### Written exercise
Output the entries word for word. Omit images.
+-------+
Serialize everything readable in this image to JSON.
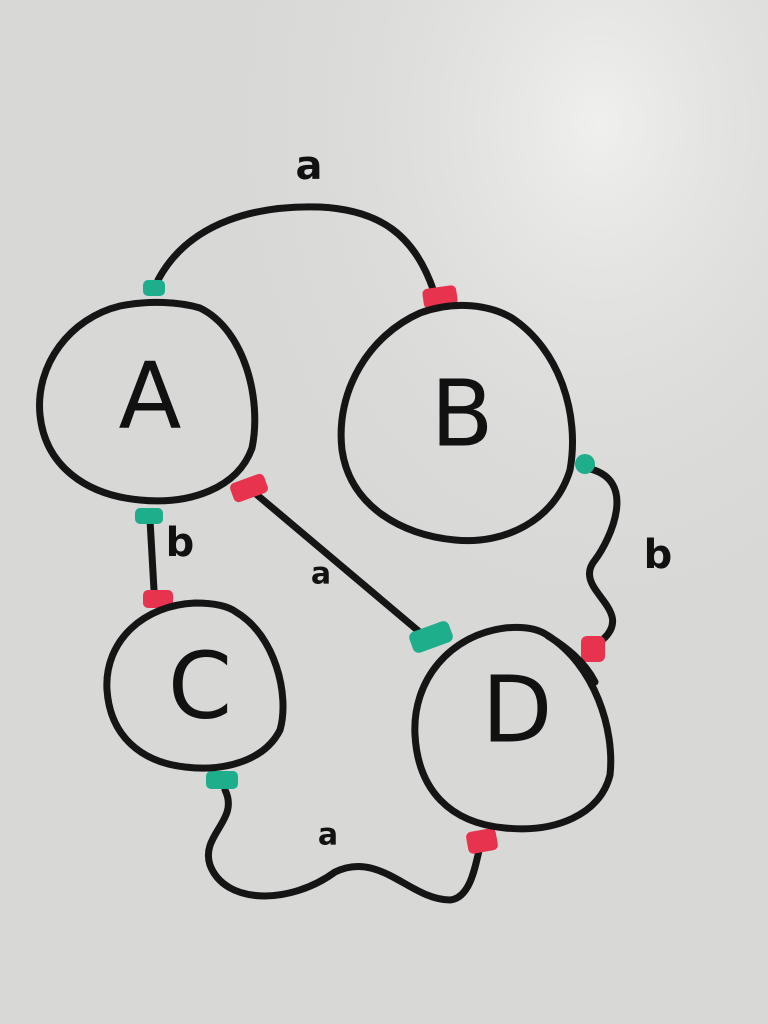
{
  "diagram": {
    "nodes": [
      {
        "id": "A",
        "label": "A"
      },
      {
        "id": "B",
        "label": "B"
      },
      {
        "id": "C",
        "label": "C"
      },
      {
        "id": "D",
        "label": "D"
      }
    ],
    "edges": [
      {
        "from": "A",
        "to": "B",
        "label": "a"
      },
      {
        "from": "A",
        "to": "C",
        "label": "b"
      },
      {
        "from": "A",
        "to": "D",
        "label": "a"
      },
      {
        "from": "B",
        "to": "D",
        "label": "b"
      },
      {
        "from": "C",
        "to": "D",
        "label": "a"
      }
    ]
  },
  "colors": {
    "board": "#d8d8d6",
    "ink": "#151515",
    "source_marker": "#1fae8c",
    "target_marker": "#e8334f"
  }
}
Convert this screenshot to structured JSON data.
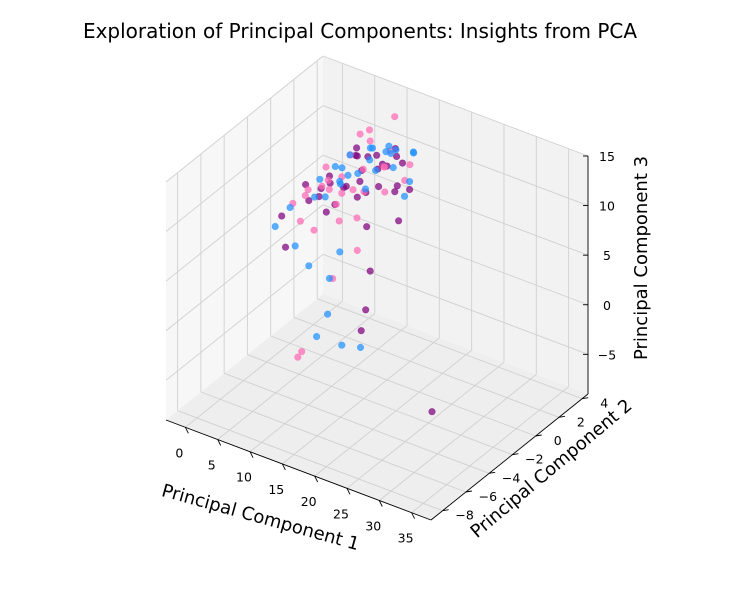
{
  "chart_data": {
    "type": "scatter",
    "title": "Exploration of Principal Components: Insights from PCA",
    "xlabel": "Principal Component 1",
    "ylabel": "Principal Component 2",
    "zlabel": "Principal Component 3",
    "xticks": [
      0,
      5,
      10,
      15,
      20,
      25,
      30,
      35
    ],
    "yticks": [
      -8,
      -6,
      -4,
      -2,
      0,
      2,
      4
    ],
    "zticks": [
      -5,
      0,
      5,
      10,
      15
    ],
    "xlim": [
      -3,
      38
    ],
    "ylim": [
      -9,
      4.5
    ],
    "zlim": [
      -9,
      15
    ],
    "grid": true,
    "colors": {
      "purple": "#800080",
      "pink": "#ff69b4",
      "blue": "#1e90ff",
      "pane_light": "#f7f7f7",
      "pane_mid": "#eeeeee",
      "pane_dark": "#f2f2f2",
      "grid": "#d0d0d0"
    },
    "series": [
      {
        "color": "#800080",
        "points": [
          [
            1.5,
            0.5,
            6.9
          ],
          [
            3.0,
            1.0,
            6.4
          ],
          [
            4.5,
            0.0,
            6.9
          ],
          [
            6.0,
            1.5,
            6.9
          ],
          [
            7.5,
            2.0,
            8.4
          ],
          [
            9.0,
            1.0,
            8.6
          ],
          [
            10.5,
            2.5,
            9.1
          ],
          [
            2.5,
            2.0,
            6.6
          ],
          [
            5.0,
            3.0,
            8.3
          ],
          [
            8.0,
            3.0,
            9.1
          ],
          [
            11.0,
            1.5,
            8.1
          ],
          [
            12.0,
            3.0,
            9.3
          ],
          [
            6.5,
            -0.5,
            6.3
          ],
          [
            3.5,
            1.5,
            6.6
          ],
          [
            9.5,
            0.5,
            7.6
          ],
          [
            7.0,
            2.8,
            8.9
          ],
          [
            13.0,
            2.0,
            8.2
          ],
          [
            4.0,
            3.5,
            8.4
          ],
          [
            14.0,
            2.5,
            7.6
          ],
          [
            10.0,
            3.5,
            9.8
          ],
          [
            0.5,
            -1.0,
            4.9
          ],
          [
            5.5,
            0.8,
            5.6
          ],
          [
            8.5,
            1.8,
            6.6
          ],
          [
            11.5,
            0.2,
            5.4
          ],
          [
            12.5,
            1.0,
            11.2
          ],
          [
            2.0,
            -1.5,
            2.6
          ],
          [
            15.0,
            1.0,
            6.1
          ],
          [
            16.0,
            -2.0,
            4.1
          ],
          [
            18.0,
            -3.5,
            2.1
          ],
          [
            20.0,
            -5.0,
            1.9
          ],
          [
            36.0,
            -7.8,
            0.3
          ],
          [
            3.8,
            -0.5,
            6.8
          ],
          [
            7.2,
            0.6,
            7.9
          ],
          [
            6.2,
            2.2,
            9.4
          ],
          [
            9.8,
            2.1,
            9.0
          ],
          [
            11.8,
            2.6,
            10.3
          ],
          [
            13.5,
            1.5,
            8.2
          ]
        ]
      },
      {
        "color": "#ff69b4",
        "points": [
          [
            1.0,
            1.0,
            5.8
          ],
          [
            2.0,
            0.2,
            6.2
          ],
          [
            3.5,
            2.5,
            6.3
          ],
          [
            5.0,
            0.5,
            8.2
          ],
          [
            6.5,
            1.8,
            6.4
          ],
          [
            8.0,
            0.0,
            8.1
          ],
          [
            9.5,
            2.8,
            8.5
          ],
          [
            11.0,
            2.0,
            9.6
          ],
          [
            12.5,
            1.2,
            8.2
          ],
          [
            4.0,
            3.8,
            9.5
          ],
          [
            6.0,
            3.5,
            10.7
          ],
          [
            7.5,
            1.0,
            10.9
          ],
          [
            10.0,
            0.8,
            8.0
          ],
          [
            13.5,
            2.8,
            9.7
          ],
          [
            2.5,
            -0.5,
            4.4
          ],
          [
            5.5,
            -1.0,
            4.7
          ],
          [
            8.5,
            -0.5,
            5.9
          ],
          [
            0.8,
            -0.2,
            5.5
          ],
          [
            14.5,
            1.8,
            9.3
          ],
          [
            9.0,
            4.0,
            12.3
          ],
          [
            3.2,
            1.6,
            5.8
          ],
          [
            11.8,
            -0.8,
            7.3
          ],
          [
            4.2,
            0.4,
            7.5
          ],
          [
            7.0,
            3.0,
            10.3
          ],
          [
            10.8,
            2.6,
            10.6
          ],
          [
            14.0,
            -2.0,
            5.7
          ],
          [
            12.0,
            -3.0,
            3.3
          ],
          [
            12.0,
            -6.0,
            -1.8
          ],
          [
            13.5,
            -6.5,
            -0.4
          ],
          [
            1.6,
            2.2,
            7.1
          ],
          [
            6.8,
            0.2,
            6.5
          ],
          [
            8.8,
            1.4,
            9.4
          ]
        ]
      },
      {
        "color": "#1e90ff",
        "points": [
          [
            0.0,
            0.0,
            4.7
          ],
          [
            1.0,
            2.0,
            5.9
          ],
          [
            2.0,
            1.0,
            5.3
          ],
          [
            3.0,
            2.8,
            6.8
          ],
          [
            4.0,
            0.8,
            6.0
          ],
          [
            5.0,
            2.2,
            7.1
          ],
          [
            6.0,
            1.0,
            7.6
          ],
          [
            7.0,
            3.2,
            9.4
          ],
          [
            8.0,
            2.4,
            9.2
          ],
          [
            9.0,
            3.5,
            9.8
          ],
          [
            10.0,
            1.8,
            9.2
          ],
          [
            11.0,
            3.0,
            10.4
          ],
          [
            12.0,
            2.2,
            9.6
          ],
          [
            13.0,
            3.4,
            10.2
          ],
          [
            14.0,
            2.5,
            8.4
          ],
          [
            15.0,
            1.5,
            8.1
          ],
          [
            -0.5,
            -1.0,
            3.6
          ],
          [
            3.5,
            -1.5,
            3.1
          ],
          [
            6.5,
            -2.0,
            2.3
          ],
          [
            9.5,
            -1.0,
            3.5
          ],
          [
            11.5,
            -3.0,
            3.2
          ],
          [
            13.0,
            -4.0,
            0.9
          ],
          [
            14.0,
            -5.5,
            0.3
          ],
          [
            17.0,
            -5.0,
            -0.3
          ],
          [
            19.0,
            -4.5,
            -0.5
          ],
          [
            2.8,
            3.6,
            7.3
          ],
          [
            5.6,
            3.8,
            8.5
          ],
          [
            8.6,
            3.9,
            8.6
          ],
          [
            10.6,
            0.6,
            8.6
          ],
          [
            12.6,
            3.6,
            10.0
          ],
          [
            1.6,
            3.0,
            6.4
          ],
          [
            7.6,
            1.6,
            8.5
          ],
          [
            4.8,
            1.6,
            7.0
          ],
          [
            9.8,
            2.8,
            10.1
          ]
        ]
      }
    ]
  }
}
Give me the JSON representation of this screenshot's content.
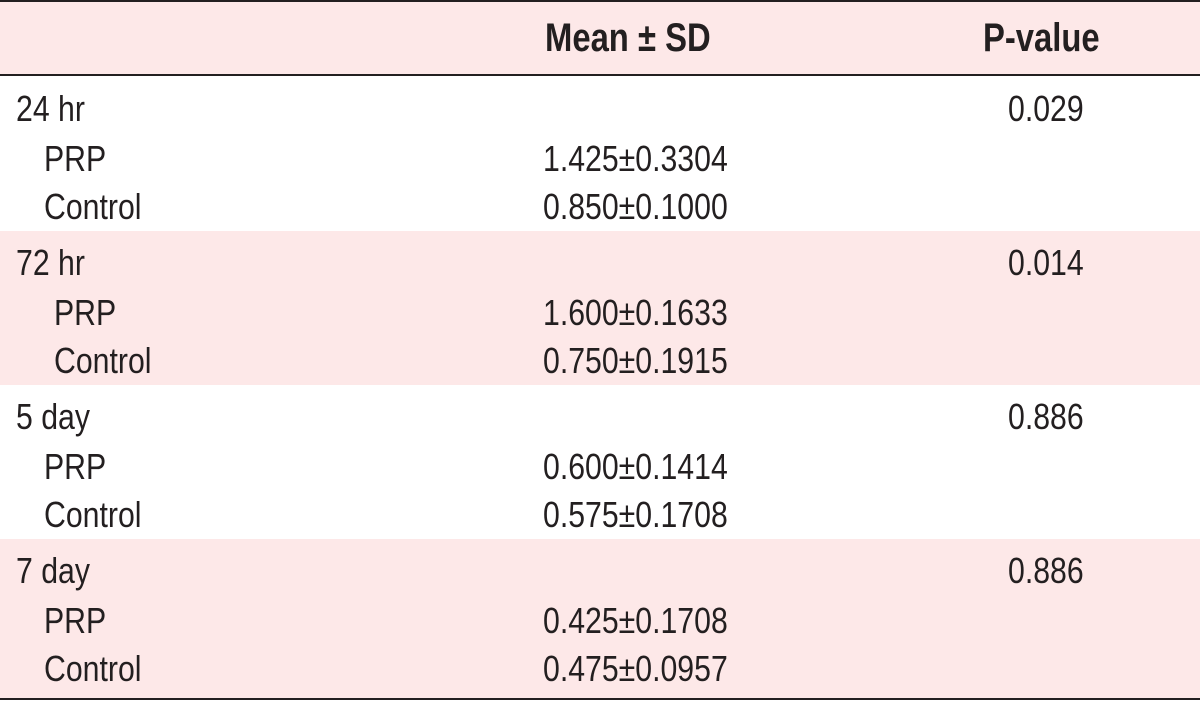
+-------+
### Solved exercise
Serialize everything readable in this image to JSON.
{
  "diagram": {
    "nodes": [
      {
        "id": "A",
        "label": "A"
      },
      {
        "id": "B",
        "label": "B"
      },
      {
        "id": "C",
        "label": "C"
      },
      {
        "id": "D",
        "label": "D"
      }
    ],
    "edges": [
      {
        "from": "A",
        "to": "B",
        "label": "a"
      },
      {
        "from": "A",
        "to": "C",
        "label": "b"
      },
      {
        "from": "A",
        "to": "D",
        "label": "a"
      },
      {
        "from": "B",
        "to": "D",
        "label": "b"
      },
      {
        "from": "C",
        "to": "D",
        "label": "a"
      }
    ]
  },
  "colors": {
    "board": "#d8d8d6",
    "ink": "#151515",
    "source_marker": "#1fae8c",
    "target_marker": "#e8334f"
  }
}
Convert this screenshot to structured JSON data.
{
  "chart_data": {
    "type": "scatter",
    "title": "Exploration of Principal Components: Insights from PCA",
    "xlabel": "Principal Component 1",
    "ylabel": "Principal Component 2",
    "zlabel": "Principal Component 3",
    "xticks": [
      0,
      5,
      10,
      15,
      20,
      25,
      30,
      35
    ],
    "yticks": [
      -8,
      -6,
      -4,
      -2,
      0,
      2,
      4
    ],
    "zticks": [
      -5,
      0,
      5,
      10,
      15
    ],
    "xlim": [
      -3,
      38
    ],
    "ylim": [
      -9,
      4.5
    ],
    "zlim": [
      -9,
      15
    ],
    "grid": true,
    "colors": {
      "purple": "#800080",
      "pink": "#ff69b4",
      "blue": "#1e90ff",
      "pane_light": "#f7f7f7",
      "pane_mid": "#eeeeee",
      "pane_dark": "#f2f2f2",
      "grid": "#d0d0d0"
    },
    "series": [
      {
        "color": "#800080",
        "points": [
          [
            1.5,
            0.5,
            6.9
          ],
          [
            3.0,
            1.0,
            6.4
          ],
          [
            4.5,
            0.0,
            6.9
          ],
          [
            6.0,
            1.5,
            6.9
          ],
          [
            7.5,
            2.0,
            8.4
          ],
          [
            9.0,
            1.0,
            8.6
          ],
          [
            10.5,
            2.5,
            9.1
          ],
          [
            2.5,
            2.0,
            6.6
          ],
          [
            5.0,
            3.0,
            8.3
          ],
          [
            8.0,
            3.0,
            9.1
          ],
          [
            11.0,
            1.5,
            8.1
          ],
          [
            12.0,
            3.0,
            9.3
          ],
          [
            6.5,
            -0.5,
            6.3
          ],
          [
            3.5,
            1.5,
            6.6
          ],
          [
            9.5,
            0.5,
            7.6
          ],
          [
            7.0,
            2.8,
            8.9
          ],
          [
            13.0,
            2.0,
            8.2
          ],
          [
            4.0,
            3.5,
            8.4
          ],
          [
            14.0,
            2.5,
            7.6
          ],
          [
            10.0,
            3.5,
            9.8
          ],
          [
            0.5,
            -1.0,
            4.9
          ],
          [
            5.5,
            0.8,
            5.6
          ],
          [
            8.5,
            1.8,
            6.6
          ],
          [
            11.5,
            0.2,
            5.4
          ],
          [
            12.5,
            1.0,
            11.2
          ],
          [
            2.0,
            -1.5,
            2.6
          ],
          [
            15.0,
            1.0,
            6.1
          ],
          [
            16.0,
            -2.0,
            4.1
          ],
          [
            18.0,
            -3.5,
            2.1
          ],
          [
            20.0,
            -5.0,
            1.9
          ],
          [
            36.0,
            -7.8,
            0.3
          ],
          [
            3.8,
            -0.5,
            6.8
          ],
          [
            7.2,
            0.6,
            7.9
          ],
          [
            6.2,
            2.2,
            9.4
          ],
          [
            9.8,
            2.1,
            9.0
          ],
          [
            11.8,
            2.6,
            10.3
          ],
          [
            13.5,
            1.5,
            8.2
          ]
        ]
      },
      {
        "color": "#ff69b4",
        "points": [
          [
            1.0,
            1.0,
            5.8
          ],
          [
            2.0,
            0.2,
            6.2
          ],
          [
            3.5,
            2.5,
            6.3
          ],
          [
            5.0,
            0.5,
            8.2
          ],
          [
            6.5,
            1.8,
            6.4
          ],
          [
            8.0,
            0.0,
            8.1
          ],
          [
            9.5,
            2.8,
            8.5
          ],
          [
            11.0,
            2.0,
            9.6
          ],
          [
            12.5,
            1.2,
            8.2
          ],
          [
            4.0,
            3.8,
            9.5
          ],
          [
            6.0,
            3.5,
            10.7
          ],
          [
            7.5,
            1.0,
            10.9
          ],
          [
            10.0,
            0.8,
            8.0
          ],
          [
            13.5,
            2.8,
            9.7
          ],
          [
            2.5,
            -0.5,
            4.4
          ],
          [
            5.5,
            -1.0,
            4.7
          ],
          [
            8.5,
            -0.5,
            5.9
          ],
          [
            0.8,
            -0.2,
            5.5
          ],
          [
            14.5,
            1.8,
            9.3
          ],
          [
            9.0,
            4.0,
            12.3
          ],
          [
            3.2,
            1.6,
            5.8
          ],
          [
            11.8,
            -0.8,
            7.3
          ],
          [
            4.2,
            0.4,
            7.5
          ],
          [
            7.0,
            3.0,
            10.3
          ],
          [
            10.8,
            2.6,
            10.6
          ],
          [
            14.0,
            -2.0,
            5.7
          ],
          [
            12.0,
            -3.0,
            3.3
          ],
          [
            12.0,
            -6.0,
            -1.8
          ],
          [
            13.5,
            -6.5,
            -0.4
          ],
          [
            1.6,
            2.2,
            7.1
          ],
          [
            6.8,
            0.2,
            6.5
          ],
          [
            8.8,
            1.4,
            9.4
          ]
        ]
      },
      {
        "color": "#1e90ff",
        "points": [
          [
            0.0,
            0.0,
            4.7
          ],
          [
            1.0,
            2.0,
            5.9
          ],
          [
            2.0,
            1.0,
            5.3
          ],
          [
            3.0,
            2.8,
            6.8
          ],
          [
            4.0,
            0.8,
            6.0
          ],
          [
            5.0,
            2.2,
            7.1
          ],
          [
            6.0,
            1.0,
            7.6
          ],
          [
            7.0,
            3.2,
            9.4
          ],
          [
            8.0,
            2.4,
            9.2
          ],
          [
            9.0,
            3.5,
            9.8
          ],
          [
            10.0,
            1.8,
            9.2
          ],
          [
            11.0,
            3.0,
            10.4
          ],
          [
            12.0,
            2.2,
            9.6
          ],
          [
            13.0,
            3.4,
            10.2
          ],
          [
            14.0,
            2.5,
            8.4
          ],
          [
            15.0,
            1.5,
            8.1
          ],
          [
            -0.5,
            -1.0,
            3.6
          ],
          [
            3.5,
            -1.5,
            3.1
          ],
          [
            6.5,
            -2.0,
            2.3
          ],
          [
            9.5,
            -1.0,
            3.5
          ],
          [
            11.5,
            -3.0,
            3.2
          ],
          [
            13.0,
            -4.0,
            0.9
          ],
          [
            14.0,
            -5.5,
            0.3
          ],
          [
            17.0,
            -5.0,
            -0.3
          ],
          [
            19.0,
            -4.5,
            -0.5
          ],
          [
            2.8,
            3.6,
            7.3
          ],
          [
            5.6,
            3.8,
            8.5
          ],
          [
            8.6,
            3.9,
            8.6
          ],
          [
            10.6,
            0.6,
            8.6
          ],
          [
            12.6,
            3.6,
            10.0
          ],
          [
            1.6,
            3.0,
            6.4
          ],
          [
            7.6,
            1.6,
            8.5
          ],
          [
            4.8,
            1.6,
            7.0
          ],
          [
            9.8,
            2.8,
            10.1
          ]
        ]
      }
    ]
  }
}
Give me the JSON representation of this screenshot's content.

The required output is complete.